Stored data
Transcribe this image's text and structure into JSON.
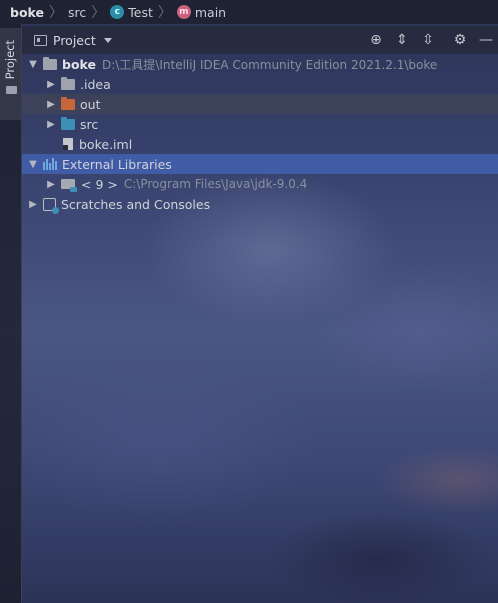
{
  "breadcrumb": {
    "items": [
      {
        "label": "boke",
        "icon": ""
      },
      {
        "label": "src",
        "icon": ""
      },
      {
        "label": "Test",
        "icon": "class-icon"
      },
      {
        "label": "main",
        "icon": "method-icon"
      }
    ],
    "class_icon_letter": "c",
    "method_icon_letter": "m"
  },
  "strip": {
    "tab_label": "Project"
  },
  "panel": {
    "title": "Project",
    "actions": [
      {
        "name": "locate-icon",
        "glyph": "⊕"
      },
      {
        "name": "expand-all-icon",
        "glyph": "⇕"
      },
      {
        "name": "collapse-all-icon",
        "glyph": "⇳"
      },
      {
        "name": "gear-icon",
        "glyph": "⚙"
      },
      {
        "name": "minimize-icon",
        "glyph": "—"
      }
    ]
  },
  "tree": {
    "root": {
      "label": "boke",
      "path": "D:\\工具提\\IntelliJ IDEA Community Edition 2021.2.1\\boke"
    },
    "children": [
      {
        "label": ".idea",
        "folder_color": "grey"
      },
      {
        "label": "out",
        "folder_color": "orange"
      },
      {
        "label": "src",
        "folder_color": "blue"
      },
      {
        "label": "boke.iml",
        "type": "file"
      }
    ],
    "external_libraries": {
      "label": "External Libraries"
    },
    "jdk": {
      "label": "< 9 >",
      "path": "C:\\Program Files\\Java\\jdk-9.0.4"
    },
    "scratches": {
      "label": "Scratches and Consoles"
    }
  },
  "colors": {
    "selection": "#4260b0",
    "folder_orange": "#c6663a",
    "folder_blue": "#3d8fb5"
  }
}
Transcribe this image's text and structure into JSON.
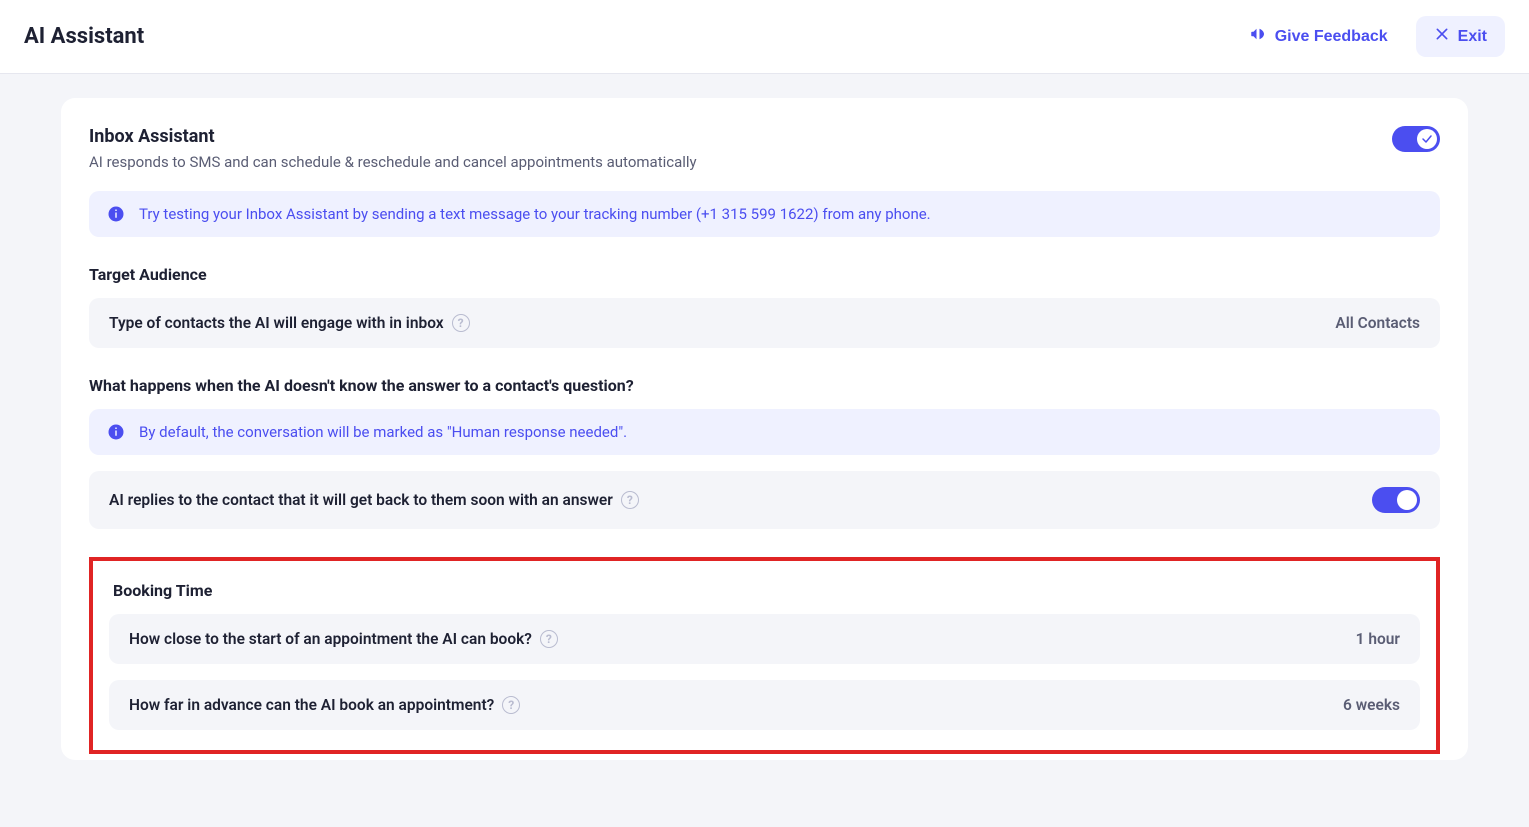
{
  "header": {
    "title": "AI Assistant",
    "feedback_label": "Give Feedback",
    "exit_label": "Exit"
  },
  "inbox_assistant": {
    "title": "Inbox Assistant",
    "subtitle": "AI responds to SMS and can schedule & reschedule and cancel appointments automatically",
    "toggle_on": true,
    "info_banner": "Try testing your Inbox Assistant by sending a text message to your tracking number (+1 315 599 1622) from any phone."
  },
  "target_audience": {
    "heading": "Target Audience",
    "row_label": "Type of contacts the AI will engage with in inbox",
    "row_value": "All Contacts"
  },
  "fallback": {
    "heading": "What happens when the AI doesn't know the answer to a contact's question?",
    "info_banner": "By default, the conversation will be marked as \"Human response needed\".",
    "reply_row_label": "AI replies to the contact that it will get back to them soon with an answer",
    "reply_toggle_on": true
  },
  "booking_time": {
    "heading": "Booking Time",
    "close_label": "How close to the start of an appointment the AI can book?",
    "close_value": "1 hour",
    "advance_label": "How far in advance can the AI book an appointment?",
    "advance_value": "6 weeks"
  }
}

### What to do:
Which lines hold the word "with"? Copy each of them from the records.

### Exercise answer:
    "row_label": "Type of contacts the AI will engage with in inbox",
    "reply_row_label": "AI replies to the contact that it will get back to them soon with an answer",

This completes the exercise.